● Written request
Write out each line of the material again, word for word.

+++

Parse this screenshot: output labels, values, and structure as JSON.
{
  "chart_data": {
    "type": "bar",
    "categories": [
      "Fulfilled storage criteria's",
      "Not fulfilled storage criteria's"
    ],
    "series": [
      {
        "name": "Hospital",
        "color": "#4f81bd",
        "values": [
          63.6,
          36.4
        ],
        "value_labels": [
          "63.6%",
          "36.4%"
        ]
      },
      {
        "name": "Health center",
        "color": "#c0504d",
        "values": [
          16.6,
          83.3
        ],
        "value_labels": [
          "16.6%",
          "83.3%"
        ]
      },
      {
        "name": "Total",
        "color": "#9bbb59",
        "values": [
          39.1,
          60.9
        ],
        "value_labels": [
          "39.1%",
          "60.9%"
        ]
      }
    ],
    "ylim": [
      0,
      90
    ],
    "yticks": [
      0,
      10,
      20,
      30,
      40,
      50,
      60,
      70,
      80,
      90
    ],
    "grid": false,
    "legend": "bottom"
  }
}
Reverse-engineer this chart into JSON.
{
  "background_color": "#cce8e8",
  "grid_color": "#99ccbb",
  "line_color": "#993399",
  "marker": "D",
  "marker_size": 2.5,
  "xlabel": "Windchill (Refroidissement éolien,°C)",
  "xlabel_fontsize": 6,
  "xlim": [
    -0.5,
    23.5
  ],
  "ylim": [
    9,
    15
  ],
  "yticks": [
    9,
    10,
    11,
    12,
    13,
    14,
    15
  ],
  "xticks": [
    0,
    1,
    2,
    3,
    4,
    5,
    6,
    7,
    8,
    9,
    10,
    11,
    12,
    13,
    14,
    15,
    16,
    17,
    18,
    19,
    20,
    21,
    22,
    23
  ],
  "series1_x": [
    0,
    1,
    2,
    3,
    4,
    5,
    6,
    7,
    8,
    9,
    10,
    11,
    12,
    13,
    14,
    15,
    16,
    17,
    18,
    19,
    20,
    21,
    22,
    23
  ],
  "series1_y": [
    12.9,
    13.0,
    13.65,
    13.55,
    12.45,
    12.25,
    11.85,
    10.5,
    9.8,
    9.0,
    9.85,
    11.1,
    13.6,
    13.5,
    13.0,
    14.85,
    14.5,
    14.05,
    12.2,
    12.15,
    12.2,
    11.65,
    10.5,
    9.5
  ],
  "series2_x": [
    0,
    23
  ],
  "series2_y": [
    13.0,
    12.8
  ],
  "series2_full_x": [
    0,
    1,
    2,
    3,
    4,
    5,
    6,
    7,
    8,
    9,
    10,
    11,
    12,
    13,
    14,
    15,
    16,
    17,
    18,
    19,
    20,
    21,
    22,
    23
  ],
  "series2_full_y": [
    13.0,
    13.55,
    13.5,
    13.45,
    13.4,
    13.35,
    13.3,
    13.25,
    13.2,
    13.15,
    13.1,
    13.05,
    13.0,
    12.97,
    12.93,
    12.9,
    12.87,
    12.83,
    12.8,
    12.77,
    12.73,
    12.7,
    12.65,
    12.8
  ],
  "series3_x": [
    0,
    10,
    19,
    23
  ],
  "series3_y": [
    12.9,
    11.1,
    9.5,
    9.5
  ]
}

+++

● Written response
Parse this screenshot: output labels, values, and structure as JSON.
{
  "chart_data": {
    "type": "bar",
    "categories": [
      "Fulfilled storage criteria's",
      "Not fulfilled storage criteria's"
    ],
    "series": [
      {
        "name": "Hospital",
        "color": "#4f81bd",
        "values": [
          63.6,
          36.4
        ],
        "value_labels": [
          "63.6%",
          "36.4%"
        ]
      },
      {
        "name": "Health center",
        "color": "#c0504d",
        "values": [
          16.6,
          83.3
        ],
        "value_labels": [
          "16.6%",
          "83.3%"
        ]
      },
      {
        "name": "Total",
        "color": "#9bbb59",
        "values": [
          39.1,
          60.9
        ],
        "value_labels": [
          "39.1%",
          "60.9%"
        ]
      }
    ],
    "ylim": [
      0,
      90
    ],
    "yticks": [
      0,
      10,
      20,
      30,
      40,
      50,
      60,
      70,
      80,
      90
    ],
    "grid": false,
    "legend": "bottom"
  }
}
Reverse-engineer this chart into JSON.
{
  "background_color": "#cce8e8",
  "grid_color": "#99ccbb",
  "line_color": "#993399",
  "marker": "D",
  "marker_size": 2.5,
  "xlabel": "Windchill (Refroidissement éolien,°C)",
  "xlabel_fontsize": 6,
  "xlim": [
    -0.5,
    23.5
  ],
  "ylim": [
    9,
    15
  ],
  "yticks": [
    9,
    10,
    11,
    12,
    13,
    14,
    15
  ],
  "xticks": [
    0,
    1,
    2,
    3,
    4,
    5,
    6,
    7,
    8,
    9,
    10,
    11,
    12,
    13,
    14,
    15,
    16,
    17,
    18,
    19,
    20,
    21,
    22,
    23
  ],
  "series1_x": [
    0,
    1,
    2,
    3,
    4,
    5,
    6,
    7,
    8,
    9,
    10,
    11,
    12,
    13,
    14,
    15,
    16,
    17,
    18,
    19,
    20,
    21,
    22,
    23
  ],
  "series1_y": [
    12.9,
    13.0,
    13.65,
    13.55,
    12.45,
    12.25,
    11.85,
    10.5,
    9.8,
    9.0,
    9.85,
    11.1,
    13.6,
    13.5,
    13.0,
    14.85,
    14.5,
    14.05,
    12.2,
    12.15,
    12.2,
    11.65,
    10.5,
    9.5
  ],
  "series2_x": [
    0,
    23
  ],
  "series2_y": [
    13.0,
    12.8
  ],
  "series2_full_x": [
    0,
    1,
    2,
    3,
    4,
    5,
    6,
    7,
    8,
    9,
    10,
    11,
    12,
    13,
    14,
    15,
    16,
    17,
    18,
    19,
    20,
    21,
    22,
    23
  ],
  "series2_full_y": [
    13.0,
    13.55,
    13.5,
    13.45,
    13.4,
    13.35,
    13.3,
    13.25,
    13.2,
    13.15,
    13.1,
    13.05,
    13.0,
    12.97,
    12.93,
    12.9,
    12.87,
    12.83,
    12.8,
    12.77,
    12.73,
    12.7,
    12.65,
    12.8
  ],
  "series3_x": [
    0,
    10,
    19,
    23
  ],
  "series3_y": [
    12.9,
    11.1,
    9.5,
    9.5
  ]
}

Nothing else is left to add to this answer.